WHAT IS BEING ASKED
Tally the lines in the listing below that contain "Electrons" and report the tally alone.

MATERIAL PROVIDED
***

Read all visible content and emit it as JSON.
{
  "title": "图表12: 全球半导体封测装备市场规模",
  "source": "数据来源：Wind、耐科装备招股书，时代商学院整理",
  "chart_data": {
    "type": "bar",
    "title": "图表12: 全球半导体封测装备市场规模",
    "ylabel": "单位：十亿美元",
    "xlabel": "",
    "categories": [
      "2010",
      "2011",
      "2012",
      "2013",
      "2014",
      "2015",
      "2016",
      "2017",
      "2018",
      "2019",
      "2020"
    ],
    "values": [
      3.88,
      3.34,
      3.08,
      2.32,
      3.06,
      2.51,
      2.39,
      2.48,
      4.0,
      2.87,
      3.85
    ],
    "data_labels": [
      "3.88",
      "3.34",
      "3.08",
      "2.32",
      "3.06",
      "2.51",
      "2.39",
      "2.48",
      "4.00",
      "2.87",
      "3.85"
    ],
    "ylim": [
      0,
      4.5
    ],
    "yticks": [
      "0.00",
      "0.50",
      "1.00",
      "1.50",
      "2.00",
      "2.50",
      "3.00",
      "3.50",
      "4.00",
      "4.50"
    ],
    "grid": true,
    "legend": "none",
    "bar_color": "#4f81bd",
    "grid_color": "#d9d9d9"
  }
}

***

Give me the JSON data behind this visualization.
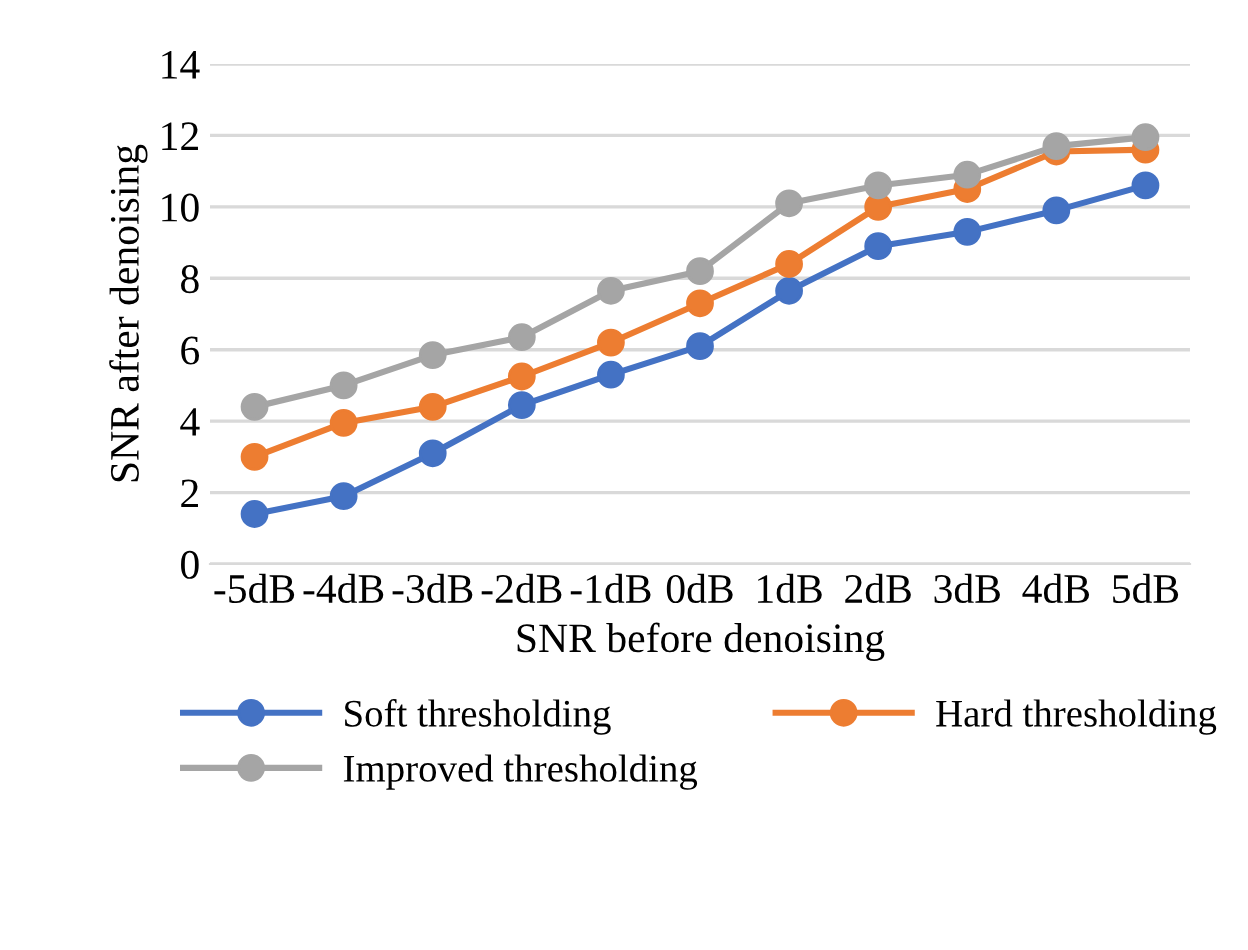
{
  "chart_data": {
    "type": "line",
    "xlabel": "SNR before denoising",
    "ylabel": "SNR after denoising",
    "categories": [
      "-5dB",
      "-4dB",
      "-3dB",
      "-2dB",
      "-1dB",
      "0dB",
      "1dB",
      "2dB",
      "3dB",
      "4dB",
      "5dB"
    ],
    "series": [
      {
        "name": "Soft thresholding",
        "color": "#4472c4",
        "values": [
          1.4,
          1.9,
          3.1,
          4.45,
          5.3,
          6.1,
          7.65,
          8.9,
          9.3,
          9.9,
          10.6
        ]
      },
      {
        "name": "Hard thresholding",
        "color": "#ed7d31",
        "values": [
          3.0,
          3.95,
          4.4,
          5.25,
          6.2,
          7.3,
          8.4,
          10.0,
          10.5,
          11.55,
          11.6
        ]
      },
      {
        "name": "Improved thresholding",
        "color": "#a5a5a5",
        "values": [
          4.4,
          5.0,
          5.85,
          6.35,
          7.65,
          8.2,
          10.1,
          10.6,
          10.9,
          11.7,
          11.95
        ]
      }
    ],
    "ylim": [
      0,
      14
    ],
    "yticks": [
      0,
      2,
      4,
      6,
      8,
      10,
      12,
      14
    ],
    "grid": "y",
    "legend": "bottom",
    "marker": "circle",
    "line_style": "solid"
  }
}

***

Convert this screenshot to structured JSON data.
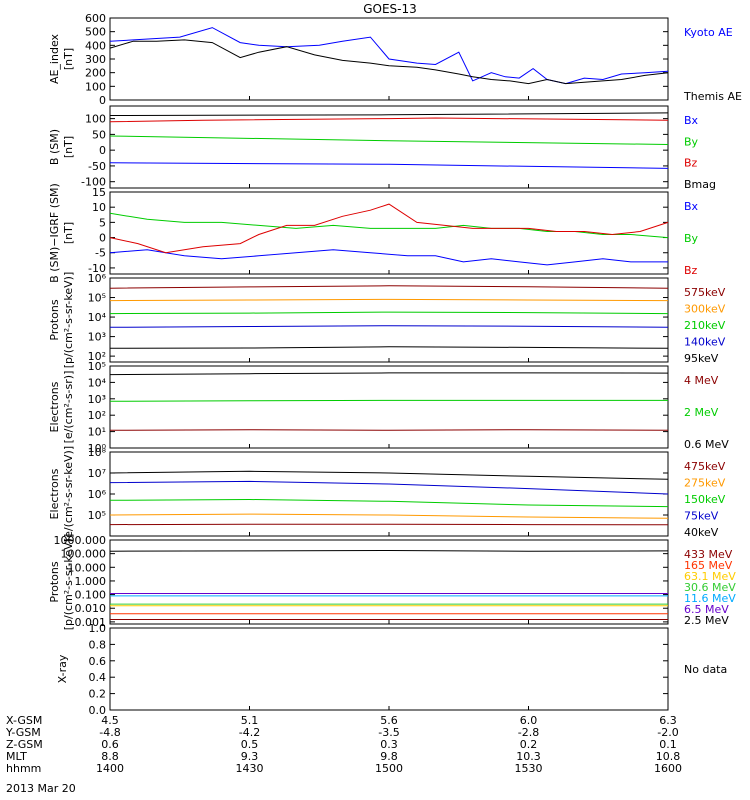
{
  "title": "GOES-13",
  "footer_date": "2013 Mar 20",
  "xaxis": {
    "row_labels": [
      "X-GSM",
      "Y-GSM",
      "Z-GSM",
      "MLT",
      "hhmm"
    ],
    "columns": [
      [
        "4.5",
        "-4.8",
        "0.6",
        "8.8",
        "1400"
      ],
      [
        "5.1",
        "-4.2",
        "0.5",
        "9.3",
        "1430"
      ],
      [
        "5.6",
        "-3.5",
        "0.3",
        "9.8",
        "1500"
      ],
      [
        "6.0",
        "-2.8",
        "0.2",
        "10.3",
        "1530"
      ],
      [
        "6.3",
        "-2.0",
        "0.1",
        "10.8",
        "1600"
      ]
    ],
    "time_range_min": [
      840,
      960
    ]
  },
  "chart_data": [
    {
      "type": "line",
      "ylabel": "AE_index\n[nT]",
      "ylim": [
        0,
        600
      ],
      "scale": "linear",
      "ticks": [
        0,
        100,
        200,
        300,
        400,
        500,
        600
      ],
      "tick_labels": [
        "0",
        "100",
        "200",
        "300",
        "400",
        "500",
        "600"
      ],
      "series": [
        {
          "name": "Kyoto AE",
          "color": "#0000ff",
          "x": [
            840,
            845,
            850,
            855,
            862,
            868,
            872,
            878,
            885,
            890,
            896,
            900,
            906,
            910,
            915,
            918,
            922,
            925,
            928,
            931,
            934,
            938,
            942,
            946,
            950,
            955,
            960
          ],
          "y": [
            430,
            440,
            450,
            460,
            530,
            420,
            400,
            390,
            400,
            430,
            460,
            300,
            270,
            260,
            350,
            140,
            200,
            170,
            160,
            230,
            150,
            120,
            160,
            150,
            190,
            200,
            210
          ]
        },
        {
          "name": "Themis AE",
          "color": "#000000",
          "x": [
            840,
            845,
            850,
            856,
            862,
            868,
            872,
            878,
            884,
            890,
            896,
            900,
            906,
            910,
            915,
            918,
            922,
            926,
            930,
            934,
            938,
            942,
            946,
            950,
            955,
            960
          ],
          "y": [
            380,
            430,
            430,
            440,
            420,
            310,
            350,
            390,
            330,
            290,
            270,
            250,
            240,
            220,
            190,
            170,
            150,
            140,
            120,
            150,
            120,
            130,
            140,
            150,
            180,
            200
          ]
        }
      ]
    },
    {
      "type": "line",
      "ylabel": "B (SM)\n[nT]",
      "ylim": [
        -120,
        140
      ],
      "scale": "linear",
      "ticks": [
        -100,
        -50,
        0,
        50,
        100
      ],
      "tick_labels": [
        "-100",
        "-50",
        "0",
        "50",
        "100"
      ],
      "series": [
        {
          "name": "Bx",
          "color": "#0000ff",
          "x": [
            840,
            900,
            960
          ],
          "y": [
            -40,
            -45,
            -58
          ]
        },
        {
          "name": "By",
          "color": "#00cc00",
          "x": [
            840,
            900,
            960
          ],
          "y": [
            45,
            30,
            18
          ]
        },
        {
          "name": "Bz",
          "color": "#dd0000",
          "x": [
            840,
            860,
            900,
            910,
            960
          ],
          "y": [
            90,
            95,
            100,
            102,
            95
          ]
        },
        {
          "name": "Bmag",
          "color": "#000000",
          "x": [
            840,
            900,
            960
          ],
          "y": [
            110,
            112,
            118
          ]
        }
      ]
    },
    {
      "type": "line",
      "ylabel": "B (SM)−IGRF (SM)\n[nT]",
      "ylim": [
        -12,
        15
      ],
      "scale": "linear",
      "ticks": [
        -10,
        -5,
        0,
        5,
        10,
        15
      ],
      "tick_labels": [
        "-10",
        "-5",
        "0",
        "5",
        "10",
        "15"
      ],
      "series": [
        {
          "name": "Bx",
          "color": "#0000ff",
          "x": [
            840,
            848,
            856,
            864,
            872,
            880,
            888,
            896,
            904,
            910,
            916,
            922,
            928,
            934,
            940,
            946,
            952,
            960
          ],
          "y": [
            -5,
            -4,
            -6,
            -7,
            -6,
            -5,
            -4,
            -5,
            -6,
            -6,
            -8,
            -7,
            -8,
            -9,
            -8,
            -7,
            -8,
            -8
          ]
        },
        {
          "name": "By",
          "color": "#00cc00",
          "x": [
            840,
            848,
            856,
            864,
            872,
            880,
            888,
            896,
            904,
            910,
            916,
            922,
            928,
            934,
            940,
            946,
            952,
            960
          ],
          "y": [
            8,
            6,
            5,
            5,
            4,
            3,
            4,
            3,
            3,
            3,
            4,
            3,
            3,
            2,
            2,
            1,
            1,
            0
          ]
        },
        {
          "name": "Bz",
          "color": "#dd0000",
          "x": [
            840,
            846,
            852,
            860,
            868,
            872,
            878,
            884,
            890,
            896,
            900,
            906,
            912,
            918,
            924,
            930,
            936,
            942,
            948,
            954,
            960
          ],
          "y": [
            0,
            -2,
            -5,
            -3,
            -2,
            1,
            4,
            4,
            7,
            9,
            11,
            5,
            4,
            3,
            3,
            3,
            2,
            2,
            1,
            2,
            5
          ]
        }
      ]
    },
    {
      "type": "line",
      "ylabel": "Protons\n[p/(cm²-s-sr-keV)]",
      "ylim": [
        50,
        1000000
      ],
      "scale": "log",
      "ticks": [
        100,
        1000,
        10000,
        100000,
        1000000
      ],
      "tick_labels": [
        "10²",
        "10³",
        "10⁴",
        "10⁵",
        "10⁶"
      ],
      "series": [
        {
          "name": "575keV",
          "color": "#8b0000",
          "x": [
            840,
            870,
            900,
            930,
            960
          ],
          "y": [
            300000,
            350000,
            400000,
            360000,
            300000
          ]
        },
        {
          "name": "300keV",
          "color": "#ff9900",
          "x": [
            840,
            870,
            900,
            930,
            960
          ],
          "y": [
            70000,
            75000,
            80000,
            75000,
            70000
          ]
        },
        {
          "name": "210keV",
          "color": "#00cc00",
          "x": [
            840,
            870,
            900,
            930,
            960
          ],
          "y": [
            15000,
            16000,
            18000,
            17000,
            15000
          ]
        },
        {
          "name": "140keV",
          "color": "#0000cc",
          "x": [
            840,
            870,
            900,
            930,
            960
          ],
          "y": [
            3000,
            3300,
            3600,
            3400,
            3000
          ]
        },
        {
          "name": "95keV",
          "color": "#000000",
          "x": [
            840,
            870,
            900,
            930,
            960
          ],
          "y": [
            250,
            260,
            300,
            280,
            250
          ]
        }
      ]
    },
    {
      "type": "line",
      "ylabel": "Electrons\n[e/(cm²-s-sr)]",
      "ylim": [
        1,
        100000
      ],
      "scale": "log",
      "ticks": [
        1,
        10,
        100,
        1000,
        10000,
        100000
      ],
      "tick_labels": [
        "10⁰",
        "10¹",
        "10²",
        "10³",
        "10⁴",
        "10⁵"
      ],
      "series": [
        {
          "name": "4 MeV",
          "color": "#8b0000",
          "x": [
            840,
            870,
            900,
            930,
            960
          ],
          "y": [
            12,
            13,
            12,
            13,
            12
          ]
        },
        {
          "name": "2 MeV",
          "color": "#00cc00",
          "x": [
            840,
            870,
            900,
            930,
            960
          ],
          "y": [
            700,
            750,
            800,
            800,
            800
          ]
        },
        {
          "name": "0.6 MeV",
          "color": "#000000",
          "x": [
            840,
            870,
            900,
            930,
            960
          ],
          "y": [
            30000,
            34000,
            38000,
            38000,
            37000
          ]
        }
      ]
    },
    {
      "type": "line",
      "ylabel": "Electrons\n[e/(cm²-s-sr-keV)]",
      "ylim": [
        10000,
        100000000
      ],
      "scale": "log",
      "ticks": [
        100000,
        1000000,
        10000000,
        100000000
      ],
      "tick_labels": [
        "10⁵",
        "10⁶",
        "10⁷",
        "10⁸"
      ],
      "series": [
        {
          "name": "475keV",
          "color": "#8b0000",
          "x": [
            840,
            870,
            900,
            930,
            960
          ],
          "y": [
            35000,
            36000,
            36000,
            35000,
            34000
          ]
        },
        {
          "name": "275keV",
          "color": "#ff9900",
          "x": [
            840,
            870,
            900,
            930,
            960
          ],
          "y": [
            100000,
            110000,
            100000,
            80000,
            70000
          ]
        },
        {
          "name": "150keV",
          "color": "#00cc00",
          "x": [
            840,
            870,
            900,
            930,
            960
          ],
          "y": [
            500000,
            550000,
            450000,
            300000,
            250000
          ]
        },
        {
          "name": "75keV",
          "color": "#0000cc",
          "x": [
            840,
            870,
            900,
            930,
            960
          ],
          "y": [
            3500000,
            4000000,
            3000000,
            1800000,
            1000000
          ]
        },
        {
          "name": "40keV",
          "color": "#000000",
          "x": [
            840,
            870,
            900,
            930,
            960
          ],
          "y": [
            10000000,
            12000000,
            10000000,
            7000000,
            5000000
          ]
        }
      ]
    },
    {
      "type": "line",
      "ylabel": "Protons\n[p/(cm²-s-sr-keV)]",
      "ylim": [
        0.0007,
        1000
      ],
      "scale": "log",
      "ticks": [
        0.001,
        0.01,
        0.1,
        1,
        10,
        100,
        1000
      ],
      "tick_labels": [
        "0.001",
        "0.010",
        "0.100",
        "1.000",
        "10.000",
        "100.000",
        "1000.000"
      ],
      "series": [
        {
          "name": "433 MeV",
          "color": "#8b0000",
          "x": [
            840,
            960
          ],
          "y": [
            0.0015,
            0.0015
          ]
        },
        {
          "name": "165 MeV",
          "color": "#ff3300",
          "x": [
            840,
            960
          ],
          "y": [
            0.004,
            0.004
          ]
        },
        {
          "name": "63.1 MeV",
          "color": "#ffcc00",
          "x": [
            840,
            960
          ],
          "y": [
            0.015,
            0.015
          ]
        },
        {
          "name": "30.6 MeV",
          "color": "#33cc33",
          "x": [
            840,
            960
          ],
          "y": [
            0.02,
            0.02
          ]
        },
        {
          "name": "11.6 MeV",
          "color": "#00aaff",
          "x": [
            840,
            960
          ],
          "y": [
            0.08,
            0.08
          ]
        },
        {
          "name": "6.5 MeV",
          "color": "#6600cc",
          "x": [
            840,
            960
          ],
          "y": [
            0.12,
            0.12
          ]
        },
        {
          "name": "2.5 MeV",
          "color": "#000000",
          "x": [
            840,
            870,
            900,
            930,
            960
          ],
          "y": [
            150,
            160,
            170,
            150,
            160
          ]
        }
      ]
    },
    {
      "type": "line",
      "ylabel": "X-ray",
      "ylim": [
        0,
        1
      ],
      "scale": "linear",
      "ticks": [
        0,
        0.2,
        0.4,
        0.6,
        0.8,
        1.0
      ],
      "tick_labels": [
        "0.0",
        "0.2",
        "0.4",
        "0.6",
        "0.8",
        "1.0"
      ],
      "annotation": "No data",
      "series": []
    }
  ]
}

***

RESULT
2